(Items from a data source)
"""
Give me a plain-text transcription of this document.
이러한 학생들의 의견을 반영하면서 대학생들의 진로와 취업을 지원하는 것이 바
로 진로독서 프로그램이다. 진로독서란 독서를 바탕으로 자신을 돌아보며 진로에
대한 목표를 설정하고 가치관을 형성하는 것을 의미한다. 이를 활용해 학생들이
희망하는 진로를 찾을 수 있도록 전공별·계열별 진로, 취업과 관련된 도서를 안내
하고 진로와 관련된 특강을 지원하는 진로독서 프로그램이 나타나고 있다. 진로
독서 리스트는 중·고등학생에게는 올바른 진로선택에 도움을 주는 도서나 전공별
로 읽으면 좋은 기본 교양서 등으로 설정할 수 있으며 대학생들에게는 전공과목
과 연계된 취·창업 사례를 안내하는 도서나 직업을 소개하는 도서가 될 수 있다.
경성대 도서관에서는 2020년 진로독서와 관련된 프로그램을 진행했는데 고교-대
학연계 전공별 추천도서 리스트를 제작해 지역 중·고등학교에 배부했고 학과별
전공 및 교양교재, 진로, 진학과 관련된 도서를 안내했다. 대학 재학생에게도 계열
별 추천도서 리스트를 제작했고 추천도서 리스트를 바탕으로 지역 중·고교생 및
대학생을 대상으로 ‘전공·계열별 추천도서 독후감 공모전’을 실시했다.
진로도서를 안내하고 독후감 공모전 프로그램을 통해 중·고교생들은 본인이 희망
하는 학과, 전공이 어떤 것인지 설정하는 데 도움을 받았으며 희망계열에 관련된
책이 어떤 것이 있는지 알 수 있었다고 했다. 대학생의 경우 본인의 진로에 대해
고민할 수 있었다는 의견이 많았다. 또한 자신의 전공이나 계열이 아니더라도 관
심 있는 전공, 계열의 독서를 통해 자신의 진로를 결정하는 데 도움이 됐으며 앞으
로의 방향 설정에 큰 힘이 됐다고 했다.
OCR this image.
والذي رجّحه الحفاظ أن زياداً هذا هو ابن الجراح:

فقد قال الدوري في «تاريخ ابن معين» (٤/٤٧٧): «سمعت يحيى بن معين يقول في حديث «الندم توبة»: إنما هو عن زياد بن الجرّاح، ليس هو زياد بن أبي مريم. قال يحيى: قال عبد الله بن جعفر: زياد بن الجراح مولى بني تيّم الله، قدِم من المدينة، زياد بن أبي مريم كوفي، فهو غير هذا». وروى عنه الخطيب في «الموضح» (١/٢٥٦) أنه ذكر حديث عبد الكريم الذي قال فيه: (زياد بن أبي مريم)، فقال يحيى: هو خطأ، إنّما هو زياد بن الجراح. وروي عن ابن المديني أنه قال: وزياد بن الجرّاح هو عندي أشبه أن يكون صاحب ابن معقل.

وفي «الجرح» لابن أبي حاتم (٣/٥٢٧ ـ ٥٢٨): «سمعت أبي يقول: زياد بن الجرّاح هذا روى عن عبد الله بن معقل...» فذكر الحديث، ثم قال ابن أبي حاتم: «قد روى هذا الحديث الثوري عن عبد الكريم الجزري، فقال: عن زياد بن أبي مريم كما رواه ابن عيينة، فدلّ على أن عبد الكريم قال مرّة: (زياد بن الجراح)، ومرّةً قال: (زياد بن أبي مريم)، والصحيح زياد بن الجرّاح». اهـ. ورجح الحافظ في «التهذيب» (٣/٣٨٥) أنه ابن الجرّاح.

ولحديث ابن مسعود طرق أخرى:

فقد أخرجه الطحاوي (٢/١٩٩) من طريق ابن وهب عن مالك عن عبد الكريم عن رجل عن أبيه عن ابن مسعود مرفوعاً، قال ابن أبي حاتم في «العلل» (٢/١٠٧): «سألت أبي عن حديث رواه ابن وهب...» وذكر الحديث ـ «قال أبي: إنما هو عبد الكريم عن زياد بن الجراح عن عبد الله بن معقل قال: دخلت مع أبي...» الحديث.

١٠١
"""
=== The exercise ===
Show the data once more, exactly as it was written.

=== Answer to this problem ===
Give me a plain-text transcription of this document.
이러한 학생들의 의견을 반영하면서 대학생들의 진로와 취업을 지원하는 것이 바
로 진로독서 프로그램이다. 진로독서란 독서를 바탕으로 자신을 돌아보며 진로에
대한 목표를 설정하고 가치관을 형성하는 것을 의미한다. 이를 활용해 학생들이
희망하는 진로를 찾을 수 있도록 전공별·계열별 진로, 취업과 관련된 도서를 안내
하고 진로와 관련된 특강을 지원하는 진로독서 프로그램이 나타나고 있다. 진로
독서 리스트는 중·고등학생에게는 올바른 진로선택에 도움을 주는 도서나 전공별
로 읽으면 좋은 기본 교양서 등으로 설정할 수 있으며 대학생들에게는 전공과목
과 연계된 취·창업 사례를 안내하는 도서나 직업을 소개하는 도서가 될 수 있다.
경성대 도서관에서는 2020년 진로독서와 관련된 프로그램을 진행했는데 고교-대
학연계 전공별 추천도서 리스트를 제작해 지역 중·고등학교에 배부했고 학과별
전공 및 교양교재, 진로, 진학과 관련된 도서를 안내했다. 대학 재학생에게도 계열
별 추천도서 리스트를 제작했고 추천도서 리스트를 바탕으로 지역 중·고교생 및
대학생을 대상으로 ‘전공·계열별 추천도서 독후감 공모전’을 실시했다.
진로도서를 안내하고 독후감 공모전 프로그램을 통해 중·고교생들은 본인이 희망
하는 학과, 전공이 어떤 것인지 설정하는 데 도움을 받았으며 희망계열에 관련된
책이 어떤 것이 있는지 알 수 있었다고 했다. 대학생의 경우 본인의 진로에 대해
고민할 수 있었다는 의견이 많았다. 또한 자신의 전공이나 계열이 아니더라도 관
심 있는 전공, 계열의 독서를 통해 자신의 진로를 결정하는 데 도움이 됐으며 앞으
로의 방향 설정에 큰 힘이 됐다고 했다.
OCR this image.
والذي رجّحه الحفاظ أن زياداً هذا هو ابن الجراح:

فقد قال الدوري في «تاريخ ابن معين» (٤/٤٧٧): «سمعت يحيى بن معين يقول في حديث «الندم توبة»: إنما هو عن زياد بن الجرّاح، ليس هو زياد بن أبي مريم. قال يحيى: قال عبد الله بن جعفر: زياد بن الجراح مولى بني تيّم الله، قدِم من المدينة، زياد بن أبي مريم كوفي، فهو غير هذا». وروى عنه الخطيب في «الموضح» (١/٢٥٦) أنه ذكر حديث عبد الكريم الذي قال فيه: (زياد بن أبي مريم)، فقال يحيى: هو خطأ، إنّما هو زياد بن الجراح. وروي عن ابن المديني أنه قال: وزياد بن الجرّاح هو عندي أشبه أن يكون صاحب ابن معقل.

وفي «الجرح» لابن أبي حاتم (٣/٥٢٧ ـ ٥٢٨): «سمعت أبي يقول: زياد بن الجرّاح هذا روى عن عبد الله بن معقل...» فذكر الحديث، ثم قال ابن أبي حاتم: «قد روى هذا الحديث الثوري عن عبد الكريم الجزري، فقال: عن زياد بن أبي مريم كما رواه ابن عيينة، فدلّ على أن عبد الكريم قال مرّة: (زياد بن الجراح)، ومرّةً قال: (زياد بن أبي مريم)، والصحيح زياد بن الجرّاح». اهـ. ورجح الحافظ في «التهذيب» (٣/٣٨٥) أنه ابن الجرّاح.

ولحديث ابن مسعود طرق أخرى:

فقد أخرجه الطحاوي (٢/١٩٩) من طريق ابن وهب عن مالك عن عبد الكريم عن رجل عن أبيه عن ابن مسعود مرفوعاً، قال ابن أبي حاتم في «العلل» (٢/١٠٧): «سألت أبي عن حديث رواه ابن وهب...» وذكر الحديث ـ «قال أبي: إنما هو عبد الكريم عن زياد بن الجراح عن عبد الله بن معقل قال: دخلت مع أبي...» الحديث.

١٠١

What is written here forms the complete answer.